◆ Exercise:
Write out exactly the lines from the one containing "Convert this screenshot" through the last line of the records below, both included, and leave out any pictures.

◆ Records for the exercise:
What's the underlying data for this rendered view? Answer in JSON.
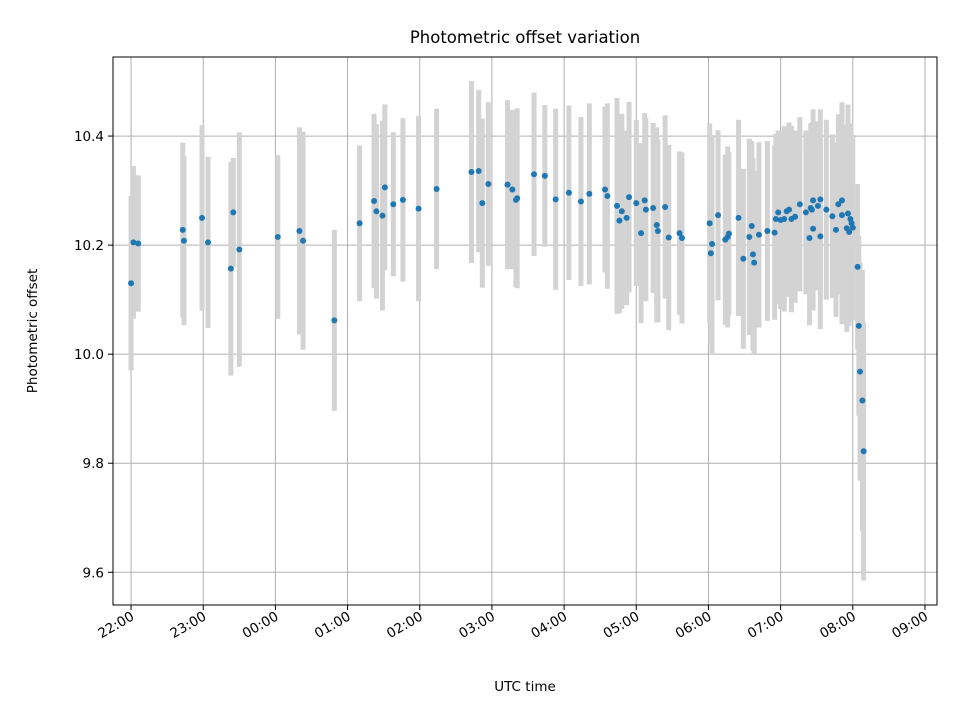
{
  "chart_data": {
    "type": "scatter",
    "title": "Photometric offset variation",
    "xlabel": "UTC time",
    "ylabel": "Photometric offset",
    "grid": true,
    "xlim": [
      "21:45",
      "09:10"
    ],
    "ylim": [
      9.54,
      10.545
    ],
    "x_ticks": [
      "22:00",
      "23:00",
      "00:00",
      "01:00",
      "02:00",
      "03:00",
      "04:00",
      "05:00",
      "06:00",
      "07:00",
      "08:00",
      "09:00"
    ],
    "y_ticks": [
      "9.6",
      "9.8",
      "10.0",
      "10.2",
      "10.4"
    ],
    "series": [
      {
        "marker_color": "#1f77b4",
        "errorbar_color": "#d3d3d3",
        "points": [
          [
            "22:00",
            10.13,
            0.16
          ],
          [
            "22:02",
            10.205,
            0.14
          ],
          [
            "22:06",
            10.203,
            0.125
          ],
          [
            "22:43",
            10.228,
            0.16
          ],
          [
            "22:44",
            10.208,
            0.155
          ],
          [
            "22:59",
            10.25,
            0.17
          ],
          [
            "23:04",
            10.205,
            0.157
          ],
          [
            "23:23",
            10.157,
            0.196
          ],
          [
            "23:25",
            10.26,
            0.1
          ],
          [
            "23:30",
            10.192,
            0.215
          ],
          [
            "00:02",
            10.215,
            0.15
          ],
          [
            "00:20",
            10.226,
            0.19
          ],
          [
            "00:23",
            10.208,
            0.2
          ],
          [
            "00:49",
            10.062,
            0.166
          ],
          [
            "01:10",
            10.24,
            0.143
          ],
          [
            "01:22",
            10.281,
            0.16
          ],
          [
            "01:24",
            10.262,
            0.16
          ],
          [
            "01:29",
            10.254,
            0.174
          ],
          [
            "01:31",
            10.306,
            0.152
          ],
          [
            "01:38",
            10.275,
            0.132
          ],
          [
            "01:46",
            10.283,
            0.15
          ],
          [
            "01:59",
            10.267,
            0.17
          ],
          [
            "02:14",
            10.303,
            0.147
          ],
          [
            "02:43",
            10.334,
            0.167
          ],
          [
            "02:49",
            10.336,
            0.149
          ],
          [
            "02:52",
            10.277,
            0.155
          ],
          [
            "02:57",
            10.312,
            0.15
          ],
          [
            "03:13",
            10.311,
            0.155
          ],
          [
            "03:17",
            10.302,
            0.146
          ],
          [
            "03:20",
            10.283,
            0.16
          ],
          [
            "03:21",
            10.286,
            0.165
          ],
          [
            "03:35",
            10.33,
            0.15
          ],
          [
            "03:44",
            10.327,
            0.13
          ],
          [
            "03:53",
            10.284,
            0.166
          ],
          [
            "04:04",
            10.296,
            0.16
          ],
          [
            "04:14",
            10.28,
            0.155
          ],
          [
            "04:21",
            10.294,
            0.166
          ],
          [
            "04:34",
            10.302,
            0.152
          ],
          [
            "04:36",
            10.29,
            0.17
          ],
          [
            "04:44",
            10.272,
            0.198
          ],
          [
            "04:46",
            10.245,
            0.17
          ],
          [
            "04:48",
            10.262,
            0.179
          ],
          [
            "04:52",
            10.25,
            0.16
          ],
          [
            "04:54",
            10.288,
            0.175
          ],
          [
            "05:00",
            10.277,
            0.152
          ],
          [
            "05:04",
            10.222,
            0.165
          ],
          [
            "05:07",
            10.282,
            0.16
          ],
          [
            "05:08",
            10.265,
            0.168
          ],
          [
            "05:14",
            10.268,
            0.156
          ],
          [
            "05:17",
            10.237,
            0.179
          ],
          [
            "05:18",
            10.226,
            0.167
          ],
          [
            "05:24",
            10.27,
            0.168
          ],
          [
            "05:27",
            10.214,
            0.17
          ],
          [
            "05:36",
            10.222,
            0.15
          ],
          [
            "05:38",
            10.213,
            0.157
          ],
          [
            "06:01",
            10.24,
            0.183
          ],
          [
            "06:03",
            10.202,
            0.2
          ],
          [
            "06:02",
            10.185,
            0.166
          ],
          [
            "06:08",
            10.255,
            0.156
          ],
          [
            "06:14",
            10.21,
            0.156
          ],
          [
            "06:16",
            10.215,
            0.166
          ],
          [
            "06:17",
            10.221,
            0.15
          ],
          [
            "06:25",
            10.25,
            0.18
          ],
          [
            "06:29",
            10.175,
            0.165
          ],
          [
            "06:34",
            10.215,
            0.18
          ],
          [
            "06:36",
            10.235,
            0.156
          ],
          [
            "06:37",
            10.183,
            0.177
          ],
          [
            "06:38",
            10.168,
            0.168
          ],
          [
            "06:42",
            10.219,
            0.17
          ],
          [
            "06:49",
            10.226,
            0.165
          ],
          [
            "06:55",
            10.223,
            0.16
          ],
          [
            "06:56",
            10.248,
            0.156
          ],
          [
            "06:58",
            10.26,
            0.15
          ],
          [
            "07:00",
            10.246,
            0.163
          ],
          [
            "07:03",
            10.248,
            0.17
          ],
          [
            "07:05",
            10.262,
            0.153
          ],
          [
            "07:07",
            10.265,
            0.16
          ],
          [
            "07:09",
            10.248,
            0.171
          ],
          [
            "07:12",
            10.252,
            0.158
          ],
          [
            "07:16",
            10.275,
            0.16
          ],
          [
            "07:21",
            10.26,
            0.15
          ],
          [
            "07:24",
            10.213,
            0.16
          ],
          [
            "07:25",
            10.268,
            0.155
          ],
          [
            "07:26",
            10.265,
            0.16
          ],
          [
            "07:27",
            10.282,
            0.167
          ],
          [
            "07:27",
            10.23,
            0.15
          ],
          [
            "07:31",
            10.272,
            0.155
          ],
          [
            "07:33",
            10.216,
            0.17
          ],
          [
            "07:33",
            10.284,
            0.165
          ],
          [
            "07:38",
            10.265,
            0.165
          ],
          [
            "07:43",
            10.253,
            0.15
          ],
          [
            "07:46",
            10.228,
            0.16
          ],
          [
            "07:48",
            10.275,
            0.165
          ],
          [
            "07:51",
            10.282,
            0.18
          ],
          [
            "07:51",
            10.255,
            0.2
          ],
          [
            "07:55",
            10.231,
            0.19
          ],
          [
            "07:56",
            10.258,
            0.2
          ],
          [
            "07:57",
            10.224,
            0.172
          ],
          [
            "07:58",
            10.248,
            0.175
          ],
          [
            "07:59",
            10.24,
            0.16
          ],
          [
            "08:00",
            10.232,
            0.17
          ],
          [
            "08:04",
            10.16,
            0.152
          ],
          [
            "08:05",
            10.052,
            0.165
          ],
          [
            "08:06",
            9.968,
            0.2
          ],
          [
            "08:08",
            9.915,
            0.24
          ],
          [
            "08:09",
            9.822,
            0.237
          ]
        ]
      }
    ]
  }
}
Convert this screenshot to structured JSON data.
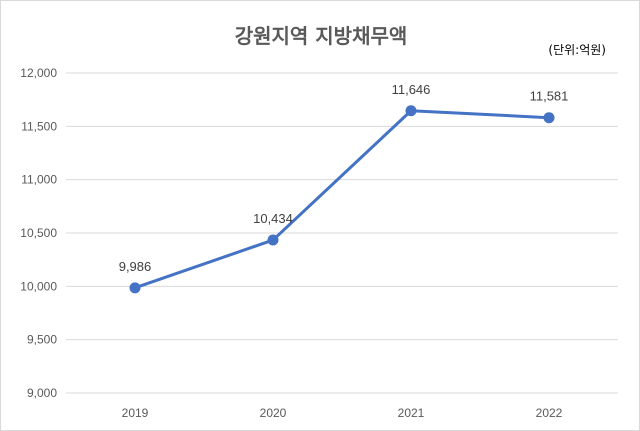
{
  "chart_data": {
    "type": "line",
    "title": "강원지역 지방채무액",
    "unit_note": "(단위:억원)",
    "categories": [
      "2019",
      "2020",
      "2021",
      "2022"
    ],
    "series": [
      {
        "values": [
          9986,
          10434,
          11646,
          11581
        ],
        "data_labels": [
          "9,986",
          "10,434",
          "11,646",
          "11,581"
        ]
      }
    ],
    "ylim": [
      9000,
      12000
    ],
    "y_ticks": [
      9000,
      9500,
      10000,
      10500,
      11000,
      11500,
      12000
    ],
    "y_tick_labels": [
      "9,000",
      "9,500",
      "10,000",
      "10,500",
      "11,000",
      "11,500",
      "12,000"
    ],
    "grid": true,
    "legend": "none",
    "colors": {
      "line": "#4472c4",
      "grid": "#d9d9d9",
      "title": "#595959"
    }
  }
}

◆ Answer to the task:
Convert this screenshot to structured JSON data.
{
  "chart_data": {
    "type": "line",
    "title": "강원지역 지방채무액",
    "unit_note": "(단위:억원)",
    "categories": [
      "2019",
      "2020",
      "2021",
      "2022"
    ],
    "series": [
      {
        "values": [
          9986,
          10434,
          11646,
          11581
        ],
        "data_labels": [
          "9,986",
          "10,434",
          "11,646",
          "11,581"
        ]
      }
    ],
    "ylim": [
      9000,
      12000
    ],
    "y_ticks": [
      9000,
      9500,
      10000,
      10500,
      11000,
      11500,
      12000
    ],
    "y_tick_labels": [
      "9,000",
      "9,500",
      "10,000",
      "10,500",
      "11,000",
      "11,500",
      "12,000"
    ],
    "grid": true,
    "legend": "none",
    "colors": {
      "line": "#4472c4",
      "grid": "#d9d9d9",
      "title": "#595959"
    }
  }
}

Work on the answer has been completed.